* _TASK INSTRUCTIONS_
The records below are to be repeated in full, exactly as they are.

* _Entries with figure data_
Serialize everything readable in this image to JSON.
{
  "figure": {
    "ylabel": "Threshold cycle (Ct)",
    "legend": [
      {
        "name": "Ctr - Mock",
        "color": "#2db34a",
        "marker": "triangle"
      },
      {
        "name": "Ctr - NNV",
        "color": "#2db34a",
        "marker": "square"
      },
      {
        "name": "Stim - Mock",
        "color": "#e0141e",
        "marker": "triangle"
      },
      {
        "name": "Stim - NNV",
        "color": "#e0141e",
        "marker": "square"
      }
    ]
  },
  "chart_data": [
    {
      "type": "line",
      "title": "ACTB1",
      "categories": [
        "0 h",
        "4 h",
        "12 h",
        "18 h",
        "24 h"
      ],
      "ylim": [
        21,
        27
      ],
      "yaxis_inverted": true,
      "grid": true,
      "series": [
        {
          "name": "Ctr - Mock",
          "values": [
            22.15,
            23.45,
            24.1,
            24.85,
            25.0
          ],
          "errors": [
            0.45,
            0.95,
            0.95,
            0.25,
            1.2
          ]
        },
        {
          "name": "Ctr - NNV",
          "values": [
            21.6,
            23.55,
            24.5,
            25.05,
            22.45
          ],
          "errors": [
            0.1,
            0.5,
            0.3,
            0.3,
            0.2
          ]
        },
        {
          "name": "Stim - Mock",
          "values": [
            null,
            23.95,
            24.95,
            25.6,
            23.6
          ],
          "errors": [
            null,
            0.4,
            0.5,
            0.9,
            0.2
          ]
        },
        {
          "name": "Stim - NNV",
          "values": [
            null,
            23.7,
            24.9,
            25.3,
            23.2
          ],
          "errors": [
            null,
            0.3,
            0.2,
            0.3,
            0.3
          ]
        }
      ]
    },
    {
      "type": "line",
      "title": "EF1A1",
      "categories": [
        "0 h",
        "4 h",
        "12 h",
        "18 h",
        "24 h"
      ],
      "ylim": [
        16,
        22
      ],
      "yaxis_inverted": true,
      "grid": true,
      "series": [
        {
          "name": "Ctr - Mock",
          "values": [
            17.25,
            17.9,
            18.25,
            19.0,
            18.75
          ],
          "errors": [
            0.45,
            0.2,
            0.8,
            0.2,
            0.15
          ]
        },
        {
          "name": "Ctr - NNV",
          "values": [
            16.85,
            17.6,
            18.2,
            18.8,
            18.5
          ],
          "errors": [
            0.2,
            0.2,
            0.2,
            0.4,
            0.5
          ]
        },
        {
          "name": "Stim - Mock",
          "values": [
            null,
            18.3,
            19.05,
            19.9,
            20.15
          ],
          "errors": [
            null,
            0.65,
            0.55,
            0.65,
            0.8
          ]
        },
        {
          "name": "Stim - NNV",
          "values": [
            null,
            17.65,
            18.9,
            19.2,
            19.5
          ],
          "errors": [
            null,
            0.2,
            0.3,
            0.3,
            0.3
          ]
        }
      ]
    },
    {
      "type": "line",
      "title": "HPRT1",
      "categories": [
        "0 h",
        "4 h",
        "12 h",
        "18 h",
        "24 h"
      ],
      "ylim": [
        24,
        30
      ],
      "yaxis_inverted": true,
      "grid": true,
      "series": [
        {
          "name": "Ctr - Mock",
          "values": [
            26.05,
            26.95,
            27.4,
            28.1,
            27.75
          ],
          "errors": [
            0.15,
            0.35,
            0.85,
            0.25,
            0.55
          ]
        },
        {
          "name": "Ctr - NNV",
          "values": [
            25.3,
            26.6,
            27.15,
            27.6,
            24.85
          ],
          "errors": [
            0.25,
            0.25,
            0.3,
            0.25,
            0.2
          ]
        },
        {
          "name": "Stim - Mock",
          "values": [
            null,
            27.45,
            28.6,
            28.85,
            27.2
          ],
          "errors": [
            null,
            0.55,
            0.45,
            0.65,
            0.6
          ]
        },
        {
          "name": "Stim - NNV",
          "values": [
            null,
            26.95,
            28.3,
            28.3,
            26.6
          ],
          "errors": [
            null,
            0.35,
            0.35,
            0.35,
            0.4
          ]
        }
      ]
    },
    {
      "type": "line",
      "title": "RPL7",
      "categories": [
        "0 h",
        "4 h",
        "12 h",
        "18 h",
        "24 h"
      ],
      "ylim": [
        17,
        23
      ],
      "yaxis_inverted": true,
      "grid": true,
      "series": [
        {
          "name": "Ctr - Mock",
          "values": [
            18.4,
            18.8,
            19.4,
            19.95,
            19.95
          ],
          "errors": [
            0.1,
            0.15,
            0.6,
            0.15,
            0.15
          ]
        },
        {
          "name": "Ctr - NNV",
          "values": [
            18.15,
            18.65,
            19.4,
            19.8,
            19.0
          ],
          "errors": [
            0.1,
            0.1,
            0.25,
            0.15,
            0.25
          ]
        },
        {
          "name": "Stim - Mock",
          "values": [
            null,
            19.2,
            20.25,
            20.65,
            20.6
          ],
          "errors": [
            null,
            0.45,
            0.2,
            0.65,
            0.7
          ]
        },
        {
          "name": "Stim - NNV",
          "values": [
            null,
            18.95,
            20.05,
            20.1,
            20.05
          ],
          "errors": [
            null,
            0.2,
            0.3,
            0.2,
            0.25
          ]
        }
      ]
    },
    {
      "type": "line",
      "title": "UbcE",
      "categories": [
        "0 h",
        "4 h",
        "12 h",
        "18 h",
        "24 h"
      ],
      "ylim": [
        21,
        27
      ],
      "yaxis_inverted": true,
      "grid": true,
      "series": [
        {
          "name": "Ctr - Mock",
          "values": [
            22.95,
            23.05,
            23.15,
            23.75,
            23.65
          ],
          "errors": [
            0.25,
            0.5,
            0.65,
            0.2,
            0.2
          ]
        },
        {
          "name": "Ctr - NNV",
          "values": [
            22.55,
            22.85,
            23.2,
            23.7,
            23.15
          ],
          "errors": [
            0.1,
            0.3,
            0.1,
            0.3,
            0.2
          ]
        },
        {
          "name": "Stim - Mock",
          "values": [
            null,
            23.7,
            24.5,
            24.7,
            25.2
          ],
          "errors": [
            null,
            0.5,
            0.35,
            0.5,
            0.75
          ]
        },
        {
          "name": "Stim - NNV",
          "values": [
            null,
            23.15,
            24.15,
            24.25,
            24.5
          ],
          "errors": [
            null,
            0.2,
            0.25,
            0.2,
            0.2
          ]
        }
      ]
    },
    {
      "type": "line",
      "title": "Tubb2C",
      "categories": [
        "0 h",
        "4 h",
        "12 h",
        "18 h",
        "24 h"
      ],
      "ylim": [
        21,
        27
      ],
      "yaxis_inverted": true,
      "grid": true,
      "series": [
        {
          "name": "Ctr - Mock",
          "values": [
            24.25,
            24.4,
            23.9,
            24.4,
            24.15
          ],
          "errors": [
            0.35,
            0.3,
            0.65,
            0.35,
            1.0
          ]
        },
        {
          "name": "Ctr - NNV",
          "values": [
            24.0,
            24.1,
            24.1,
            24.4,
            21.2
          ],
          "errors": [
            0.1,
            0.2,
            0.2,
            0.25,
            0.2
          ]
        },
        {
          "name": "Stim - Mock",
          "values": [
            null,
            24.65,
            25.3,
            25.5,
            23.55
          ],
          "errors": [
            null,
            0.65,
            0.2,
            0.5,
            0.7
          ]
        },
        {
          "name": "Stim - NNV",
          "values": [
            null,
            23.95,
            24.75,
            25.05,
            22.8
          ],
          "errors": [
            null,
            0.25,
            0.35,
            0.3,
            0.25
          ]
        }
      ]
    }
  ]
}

* _TASK RESPONSE_
Serialize everything readable in this image to JSON.
{
  "figure": {
    "ylabel": "Threshold cycle (Ct)",
    "legend": [
      {
        "name": "Ctr - Mock",
        "color": "#2db34a",
        "marker": "triangle"
      },
      {
        "name": "Ctr - NNV",
        "color": "#2db34a",
        "marker": "square"
      },
      {
        "name": "Stim - Mock",
        "color": "#e0141e",
        "marker": "triangle"
      },
      {
        "name": "Stim - NNV",
        "color": "#e0141e",
        "marker": "square"
      }
    ]
  },
  "chart_data": [
    {
      "type": "line",
      "title": "ACTB1",
      "categories": [
        "0 h",
        "4 h",
        "12 h",
        "18 h",
        "24 h"
      ],
      "ylim": [
        21,
        27
      ],
      "yaxis_inverted": true,
      "grid": true,
      "series": [
        {
          "name": "Ctr - Mock",
          "values": [
            22.15,
            23.45,
            24.1,
            24.85,
            25.0
          ],
          "errors": [
            0.45,
            0.95,
            0.95,
            0.25,
            1.2
          ]
        },
        {
          "name": "Ctr - NNV",
          "values": [
            21.6,
            23.55,
            24.5,
            25.05,
            22.45
          ],
          "errors": [
            0.1,
            0.5,
            0.3,
            0.3,
            0.2
          ]
        },
        {
          "name": "Stim - Mock",
          "values": [
            null,
            23.95,
            24.95,
            25.6,
            23.6
          ],
          "errors": [
            null,
            0.4,
            0.5,
            0.9,
            0.2
          ]
        },
        {
          "name": "Stim - NNV",
          "values": [
            null,
            23.7,
            24.9,
            25.3,
            23.2
          ],
          "errors": [
            null,
            0.3,
            0.2,
            0.3,
            0.3
          ]
        }
      ]
    },
    {
      "type": "line",
      "title": "EF1A1",
      "categories": [
        "0 h",
        "4 h",
        "12 h",
        "18 h",
        "24 h"
      ],
      "ylim": [
        16,
        22
      ],
      "yaxis_inverted": true,
      "grid": true,
      "series": [
        {
          "name": "Ctr - Mock",
          "values": [
            17.25,
            17.9,
            18.25,
            19.0,
            18.75
          ],
          "errors": [
            0.45,
            0.2,
            0.8,
            0.2,
            0.15
          ]
        },
        {
          "name": "Ctr - NNV",
          "values": [
            16.85,
            17.6,
            18.2,
            18.8,
            18.5
          ],
          "errors": [
            0.2,
            0.2,
            0.2,
            0.4,
            0.5
          ]
        },
        {
          "name": "Stim - Mock",
          "values": [
            null,
            18.3,
            19.05,
            19.9,
            20.15
          ],
          "errors": [
            null,
            0.65,
            0.55,
            0.65,
            0.8
          ]
        },
        {
          "name": "Stim - NNV",
          "values": [
            null,
            17.65,
            18.9,
            19.2,
            19.5
          ],
          "errors": [
            null,
            0.2,
            0.3,
            0.3,
            0.3
          ]
        }
      ]
    },
    {
      "type": "line",
      "title": "HPRT1",
      "categories": [
        "0 h",
        "4 h",
        "12 h",
        "18 h",
        "24 h"
      ],
      "ylim": [
        24,
        30
      ],
      "yaxis_inverted": true,
      "grid": true,
      "series": [
        {
          "name": "Ctr - Mock",
          "values": [
            26.05,
            26.95,
            27.4,
            28.1,
            27.75
          ],
          "errors": [
            0.15,
            0.35,
            0.85,
            0.25,
            0.55
          ]
        },
        {
          "name": "Ctr - NNV",
          "values": [
            25.3,
            26.6,
            27.15,
            27.6,
            24.85
          ],
          "errors": [
            0.25,
            0.25,
            0.3,
            0.25,
            0.2
          ]
        },
        {
          "name": "Stim - Mock",
          "values": [
            null,
            27.45,
            28.6,
            28.85,
            27.2
          ],
          "errors": [
            null,
            0.55,
            0.45,
            0.65,
            0.6
          ]
        },
        {
          "name": "Stim - NNV",
          "values": [
            null,
            26.95,
            28.3,
            28.3,
            26.6
          ],
          "errors": [
            null,
            0.35,
            0.35,
            0.35,
            0.4
          ]
        }
      ]
    },
    {
      "type": "line",
      "title": "RPL7",
      "categories": [
        "0 h",
        "4 h",
        "12 h",
        "18 h",
        "24 h"
      ],
      "ylim": [
        17,
        23
      ],
      "yaxis_inverted": true,
      "grid": true,
      "series": [
        {
          "name": "Ctr - Mock",
          "values": [
            18.4,
            18.8,
            19.4,
            19.95,
            19.95
          ],
          "errors": [
            0.1,
            0.15,
            0.6,
            0.15,
            0.15
          ]
        },
        {
          "name": "Ctr - NNV",
          "values": [
            18.15,
            18.65,
            19.4,
            19.8,
            19.0
          ],
          "errors": [
            0.1,
            0.1,
            0.25,
            0.15,
            0.25
          ]
        },
        {
          "name": "Stim - Mock",
          "values": [
            null,
            19.2,
            20.25,
            20.65,
            20.6
          ],
          "errors": [
            null,
            0.45,
            0.2,
            0.65,
            0.7
          ]
        },
        {
          "name": "Stim - NNV",
          "values": [
            null,
            18.95,
            20.05,
            20.1,
            20.05
          ],
          "errors": [
            null,
            0.2,
            0.3,
            0.2,
            0.25
          ]
        }
      ]
    },
    {
      "type": "line",
      "title": "UbcE",
      "categories": [
        "0 h",
        "4 h",
        "12 h",
        "18 h",
        "24 h"
      ],
      "ylim": [
        21,
        27
      ],
      "yaxis_inverted": true,
      "grid": true,
      "series": [
        {
          "name": "Ctr - Mock",
          "values": [
            22.95,
            23.05,
            23.15,
            23.75,
            23.65
          ],
          "errors": [
            0.25,
            0.5,
            0.65,
            0.2,
            0.2
          ]
        },
        {
          "name": "Ctr - NNV",
          "values": [
            22.55,
            22.85,
            23.2,
            23.7,
            23.15
          ],
          "errors": [
            0.1,
            0.3,
            0.1,
            0.3,
            0.2
          ]
        },
        {
          "name": "Stim - Mock",
          "values": [
            null,
            23.7,
            24.5,
            24.7,
            25.2
          ],
          "errors": [
            null,
            0.5,
            0.35,
            0.5,
            0.75
          ]
        },
        {
          "name": "Stim - NNV",
          "values": [
            null,
            23.15,
            24.15,
            24.25,
            24.5
          ],
          "errors": [
            null,
            0.2,
            0.25,
            0.2,
            0.2
          ]
        }
      ]
    },
    {
      "type": "line",
      "title": "Tubb2C",
      "categories": [
        "0 h",
        "4 h",
        "12 h",
        "18 h",
        "24 h"
      ],
      "ylim": [
        21,
        27
      ],
      "yaxis_inverted": true,
      "grid": true,
      "series": [
        {
          "name": "Ctr - Mock",
          "values": [
            24.25,
            24.4,
            23.9,
            24.4,
            24.15
          ],
          "errors": [
            0.35,
            0.3,
            0.65,
            0.35,
            1.0
          ]
        },
        {
          "name": "Ctr - NNV",
          "values": [
            24.0,
            24.1,
            24.1,
            24.4,
            21.2
          ],
          "errors": [
            0.1,
            0.2,
            0.2,
            0.25,
            0.2
          ]
        },
        {
          "name": "Stim - Mock",
          "values": [
            null,
            24.65,
            25.3,
            25.5,
            23.55
          ],
          "errors": [
            null,
            0.65,
            0.2,
            0.5,
            0.7
          ]
        },
        {
          "name": "Stim - NNV",
          "values": [
            null,
            23.95,
            24.75,
            25.05,
            22.8
          ],
          "errors": [
            null,
            0.25,
            0.35,
            0.3,
            0.25
          ]
        }
      ]
    }
  ]
}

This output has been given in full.